§ **Dataset items**:
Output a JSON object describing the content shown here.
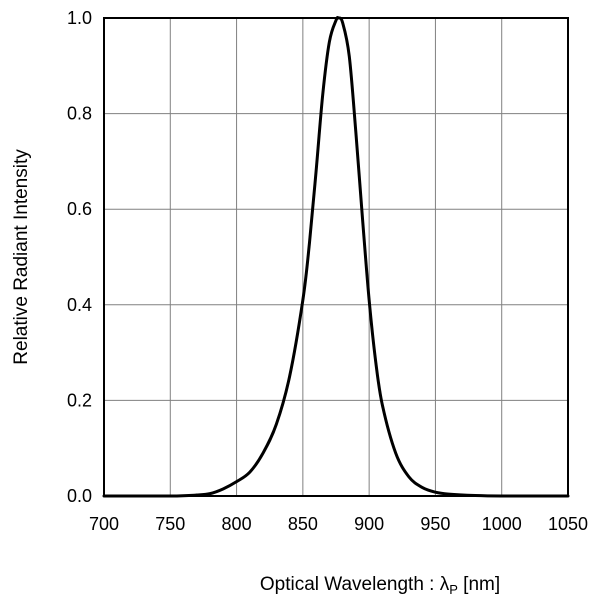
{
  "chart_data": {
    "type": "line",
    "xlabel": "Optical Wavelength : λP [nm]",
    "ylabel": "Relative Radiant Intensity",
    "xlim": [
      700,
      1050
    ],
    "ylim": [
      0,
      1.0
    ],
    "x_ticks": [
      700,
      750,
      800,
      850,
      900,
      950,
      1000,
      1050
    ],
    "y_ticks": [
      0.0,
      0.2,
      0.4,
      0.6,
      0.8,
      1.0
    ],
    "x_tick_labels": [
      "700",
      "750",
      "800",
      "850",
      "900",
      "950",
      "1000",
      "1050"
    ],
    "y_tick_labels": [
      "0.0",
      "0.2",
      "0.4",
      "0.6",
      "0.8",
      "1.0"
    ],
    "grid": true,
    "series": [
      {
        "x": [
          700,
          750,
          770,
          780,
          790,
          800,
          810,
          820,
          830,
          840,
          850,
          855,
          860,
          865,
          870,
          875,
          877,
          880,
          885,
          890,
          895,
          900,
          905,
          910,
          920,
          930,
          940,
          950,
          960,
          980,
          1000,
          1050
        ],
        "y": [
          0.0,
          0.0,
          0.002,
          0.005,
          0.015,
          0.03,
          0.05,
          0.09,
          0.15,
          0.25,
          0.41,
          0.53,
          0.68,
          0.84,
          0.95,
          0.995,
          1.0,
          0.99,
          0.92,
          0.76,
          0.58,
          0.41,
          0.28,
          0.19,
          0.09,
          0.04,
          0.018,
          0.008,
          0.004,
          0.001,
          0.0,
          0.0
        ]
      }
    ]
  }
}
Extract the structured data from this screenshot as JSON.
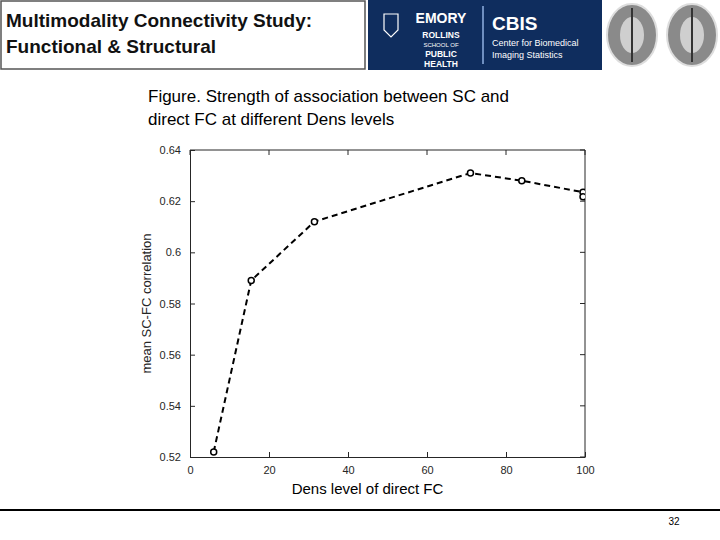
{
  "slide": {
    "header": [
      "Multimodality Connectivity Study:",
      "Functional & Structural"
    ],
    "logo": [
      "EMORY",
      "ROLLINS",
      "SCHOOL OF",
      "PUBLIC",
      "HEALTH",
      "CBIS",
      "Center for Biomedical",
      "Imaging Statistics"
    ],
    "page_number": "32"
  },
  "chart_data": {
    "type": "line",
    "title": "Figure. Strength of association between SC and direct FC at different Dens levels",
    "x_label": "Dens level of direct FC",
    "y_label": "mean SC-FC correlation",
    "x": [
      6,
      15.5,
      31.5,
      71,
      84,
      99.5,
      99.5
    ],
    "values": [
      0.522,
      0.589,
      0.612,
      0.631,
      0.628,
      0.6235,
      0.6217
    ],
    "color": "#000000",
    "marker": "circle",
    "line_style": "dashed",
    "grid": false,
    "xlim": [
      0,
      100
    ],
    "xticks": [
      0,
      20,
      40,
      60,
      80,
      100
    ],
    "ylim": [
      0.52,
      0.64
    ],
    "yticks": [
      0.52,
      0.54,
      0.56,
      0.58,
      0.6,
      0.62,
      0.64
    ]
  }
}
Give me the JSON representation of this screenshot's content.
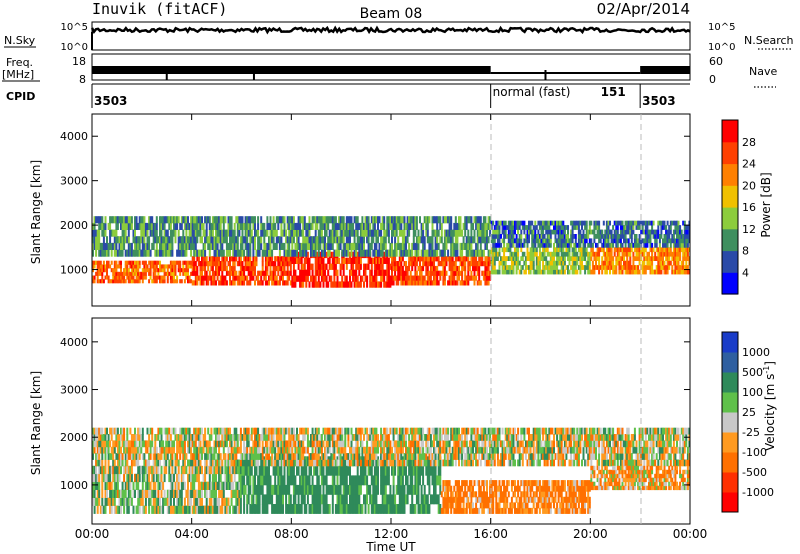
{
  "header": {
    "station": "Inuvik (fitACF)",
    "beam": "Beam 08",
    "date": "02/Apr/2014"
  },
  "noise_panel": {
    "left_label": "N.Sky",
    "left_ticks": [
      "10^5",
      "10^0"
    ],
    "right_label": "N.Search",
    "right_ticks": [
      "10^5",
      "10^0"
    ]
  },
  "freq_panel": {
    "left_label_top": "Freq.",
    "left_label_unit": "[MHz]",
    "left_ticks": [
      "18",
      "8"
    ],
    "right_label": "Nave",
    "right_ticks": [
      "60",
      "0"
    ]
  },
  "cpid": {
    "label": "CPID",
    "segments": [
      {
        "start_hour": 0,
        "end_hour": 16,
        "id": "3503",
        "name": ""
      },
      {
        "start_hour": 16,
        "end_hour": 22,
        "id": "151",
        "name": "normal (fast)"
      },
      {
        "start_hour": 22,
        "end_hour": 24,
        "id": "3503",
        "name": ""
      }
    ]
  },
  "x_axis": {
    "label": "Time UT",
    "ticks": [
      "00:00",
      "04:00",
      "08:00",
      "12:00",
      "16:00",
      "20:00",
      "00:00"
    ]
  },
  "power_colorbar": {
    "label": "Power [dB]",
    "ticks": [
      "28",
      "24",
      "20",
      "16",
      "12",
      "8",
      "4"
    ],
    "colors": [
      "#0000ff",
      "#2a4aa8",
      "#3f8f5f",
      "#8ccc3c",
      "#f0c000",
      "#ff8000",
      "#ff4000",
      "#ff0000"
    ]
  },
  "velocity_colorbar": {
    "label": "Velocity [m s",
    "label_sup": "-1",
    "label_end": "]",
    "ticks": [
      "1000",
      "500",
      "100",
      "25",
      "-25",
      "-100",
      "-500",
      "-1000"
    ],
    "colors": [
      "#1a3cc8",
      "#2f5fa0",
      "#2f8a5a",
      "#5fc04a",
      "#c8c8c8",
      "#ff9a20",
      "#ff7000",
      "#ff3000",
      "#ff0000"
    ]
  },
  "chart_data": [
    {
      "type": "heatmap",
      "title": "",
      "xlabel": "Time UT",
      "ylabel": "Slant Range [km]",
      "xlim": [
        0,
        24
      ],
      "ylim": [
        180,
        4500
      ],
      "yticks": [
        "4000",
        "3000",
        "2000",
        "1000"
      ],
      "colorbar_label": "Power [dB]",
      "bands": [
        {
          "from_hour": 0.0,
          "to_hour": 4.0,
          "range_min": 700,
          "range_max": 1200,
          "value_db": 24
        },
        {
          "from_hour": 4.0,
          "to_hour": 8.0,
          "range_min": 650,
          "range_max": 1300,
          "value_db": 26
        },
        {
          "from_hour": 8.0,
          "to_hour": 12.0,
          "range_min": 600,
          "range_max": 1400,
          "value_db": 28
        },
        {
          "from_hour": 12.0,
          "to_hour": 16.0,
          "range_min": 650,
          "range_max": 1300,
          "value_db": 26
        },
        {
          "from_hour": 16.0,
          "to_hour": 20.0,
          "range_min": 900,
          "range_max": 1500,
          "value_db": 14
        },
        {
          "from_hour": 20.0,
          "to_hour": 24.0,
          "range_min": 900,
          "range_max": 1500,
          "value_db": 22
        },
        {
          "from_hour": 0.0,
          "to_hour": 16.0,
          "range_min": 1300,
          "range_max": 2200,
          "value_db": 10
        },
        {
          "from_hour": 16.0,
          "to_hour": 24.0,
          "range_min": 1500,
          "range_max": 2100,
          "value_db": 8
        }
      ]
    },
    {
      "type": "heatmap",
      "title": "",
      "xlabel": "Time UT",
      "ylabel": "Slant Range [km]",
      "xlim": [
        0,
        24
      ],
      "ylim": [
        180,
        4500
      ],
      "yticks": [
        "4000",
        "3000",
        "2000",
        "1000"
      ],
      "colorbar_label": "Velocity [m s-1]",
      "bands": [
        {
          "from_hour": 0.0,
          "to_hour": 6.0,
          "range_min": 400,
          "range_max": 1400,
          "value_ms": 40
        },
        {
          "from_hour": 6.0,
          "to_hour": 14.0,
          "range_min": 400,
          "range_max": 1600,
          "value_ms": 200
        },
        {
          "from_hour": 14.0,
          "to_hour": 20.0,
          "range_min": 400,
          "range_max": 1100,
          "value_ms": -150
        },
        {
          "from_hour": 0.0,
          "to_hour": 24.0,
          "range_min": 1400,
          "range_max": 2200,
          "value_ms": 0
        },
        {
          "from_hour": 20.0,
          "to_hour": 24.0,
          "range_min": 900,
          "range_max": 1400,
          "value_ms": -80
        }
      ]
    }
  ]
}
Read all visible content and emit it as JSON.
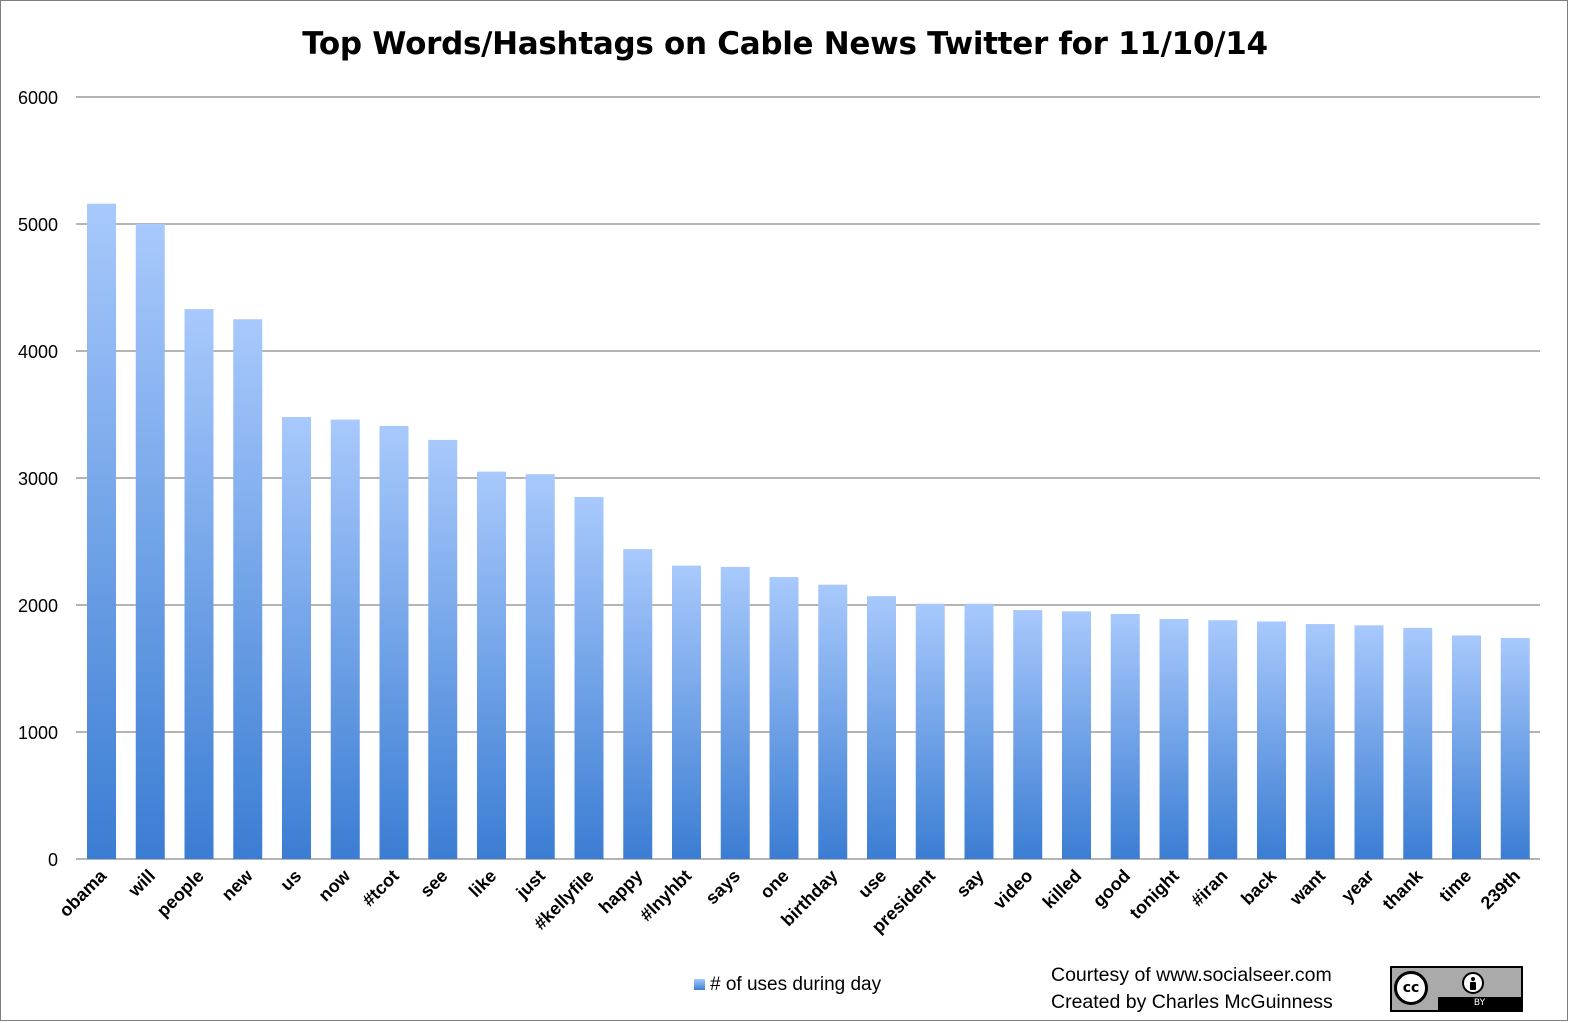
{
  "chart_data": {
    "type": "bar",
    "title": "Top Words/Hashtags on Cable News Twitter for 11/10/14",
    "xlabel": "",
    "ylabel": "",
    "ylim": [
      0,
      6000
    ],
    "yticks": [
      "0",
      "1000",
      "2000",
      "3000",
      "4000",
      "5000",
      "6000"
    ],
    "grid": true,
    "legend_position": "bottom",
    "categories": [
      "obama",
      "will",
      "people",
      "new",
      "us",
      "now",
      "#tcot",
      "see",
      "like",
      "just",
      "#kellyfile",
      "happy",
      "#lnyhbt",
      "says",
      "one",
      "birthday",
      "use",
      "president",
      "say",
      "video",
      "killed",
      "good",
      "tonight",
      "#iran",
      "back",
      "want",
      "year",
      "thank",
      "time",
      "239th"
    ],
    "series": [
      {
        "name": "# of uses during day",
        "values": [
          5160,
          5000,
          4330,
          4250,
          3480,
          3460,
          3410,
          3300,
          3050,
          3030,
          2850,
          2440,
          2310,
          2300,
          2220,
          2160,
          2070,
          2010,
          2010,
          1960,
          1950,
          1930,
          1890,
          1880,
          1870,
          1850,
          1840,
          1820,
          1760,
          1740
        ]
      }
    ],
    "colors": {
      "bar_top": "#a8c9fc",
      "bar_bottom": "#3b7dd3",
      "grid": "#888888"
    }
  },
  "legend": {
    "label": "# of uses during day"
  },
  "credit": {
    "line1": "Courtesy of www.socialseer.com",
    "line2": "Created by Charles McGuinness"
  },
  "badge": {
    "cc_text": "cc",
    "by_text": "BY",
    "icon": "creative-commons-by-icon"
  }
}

§ **TASK TO CARRY OUT**: Which lines above hold the word "name"? Copy each of them.

§ **RESULT**:
        "name": ""
        "name": "normal (fast)"
        "name": ""
        "name": "# of uses during day",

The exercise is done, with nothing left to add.